■ **Exercise requirements**
Transcribe the full listing below exactly.

■ **Data excerpts**

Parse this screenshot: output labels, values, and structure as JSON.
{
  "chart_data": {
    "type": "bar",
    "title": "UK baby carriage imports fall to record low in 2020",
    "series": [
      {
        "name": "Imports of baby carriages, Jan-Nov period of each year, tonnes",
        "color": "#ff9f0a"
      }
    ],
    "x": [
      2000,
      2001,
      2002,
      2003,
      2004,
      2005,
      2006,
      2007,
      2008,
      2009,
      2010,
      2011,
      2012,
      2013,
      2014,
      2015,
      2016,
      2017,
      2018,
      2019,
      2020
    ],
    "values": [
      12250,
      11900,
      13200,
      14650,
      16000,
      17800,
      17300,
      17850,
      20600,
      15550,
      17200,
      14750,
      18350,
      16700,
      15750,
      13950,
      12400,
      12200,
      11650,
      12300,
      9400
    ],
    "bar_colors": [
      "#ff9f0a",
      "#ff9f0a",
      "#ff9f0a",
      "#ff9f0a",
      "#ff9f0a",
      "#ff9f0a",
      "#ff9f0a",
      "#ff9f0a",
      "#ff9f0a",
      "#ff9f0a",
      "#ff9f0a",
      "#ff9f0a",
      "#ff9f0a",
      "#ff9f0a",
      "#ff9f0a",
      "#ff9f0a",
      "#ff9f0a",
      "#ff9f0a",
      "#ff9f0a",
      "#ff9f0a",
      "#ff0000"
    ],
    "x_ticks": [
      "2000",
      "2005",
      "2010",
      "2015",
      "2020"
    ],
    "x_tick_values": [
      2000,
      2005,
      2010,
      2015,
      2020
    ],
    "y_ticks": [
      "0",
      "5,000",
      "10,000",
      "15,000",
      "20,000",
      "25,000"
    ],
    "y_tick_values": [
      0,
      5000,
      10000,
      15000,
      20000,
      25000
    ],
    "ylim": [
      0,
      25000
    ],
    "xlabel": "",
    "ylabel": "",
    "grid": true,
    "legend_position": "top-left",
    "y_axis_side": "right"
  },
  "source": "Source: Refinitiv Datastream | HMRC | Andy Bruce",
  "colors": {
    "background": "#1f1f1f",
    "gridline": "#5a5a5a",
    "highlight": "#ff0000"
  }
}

■ **Written answer**
Parse this screenshot: output labels, values, and structure as JSON.
{
  "chart_data": {
    "type": "bar",
    "title": "UK baby carriage imports fall to record low in 2020",
    "series": [
      {
        "name": "Imports of baby carriages, Jan-Nov period of each year, tonnes",
        "color": "#ff9f0a"
      }
    ],
    "x": [
      2000,
      2001,
      2002,
      2003,
      2004,
      2005,
      2006,
      2007,
      2008,
      2009,
      2010,
      2011,
      2012,
      2013,
      2014,
      2015,
      2016,
      2017,
      2018,
      2019,
      2020
    ],
    "values": [
      12250,
      11900,
      13200,
      14650,
      16000,
      17800,
      17300,
      17850,
      20600,
      15550,
      17200,
      14750,
      18350,
      16700,
      15750,
      13950,
      12400,
      12200,
      11650,
      12300,
      9400
    ],
    "bar_colors": [
      "#ff9f0a",
      "#ff9f0a",
      "#ff9f0a",
      "#ff9f0a",
      "#ff9f0a",
      "#ff9f0a",
      "#ff9f0a",
      "#ff9f0a",
      "#ff9f0a",
      "#ff9f0a",
      "#ff9f0a",
      "#ff9f0a",
      "#ff9f0a",
      "#ff9f0a",
      "#ff9f0a",
      "#ff9f0a",
      "#ff9f0a",
      "#ff9f0a",
      "#ff9f0a",
      "#ff9f0a",
      "#ff0000"
    ],
    "x_ticks": [
      "2000",
      "2005",
      "2010",
      "2015",
      "2020"
    ],
    "x_tick_values": [
      2000,
      2005,
      2010,
      2015,
      2020
    ],
    "y_ticks": [
      "0",
      "5,000",
      "10,000",
      "15,000",
      "20,000",
      "25,000"
    ],
    "y_tick_values": [
      0,
      5000,
      10000,
      15000,
      20000,
      25000
    ],
    "ylim": [
      0,
      25000
    ],
    "xlabel": "",
    "ylabel": "",
    "grid": true,
    "legend_position": "top-left",
    "y_axis_side": "right"
  },
  "source": "Source: Refinitiv Datastream | HMRC | Andy Bruce",
  "colors": {
    "background": "#1f1f1f",
    "gridline": "#5a5a5a",
    "highlight": "#ff0000"
  }
}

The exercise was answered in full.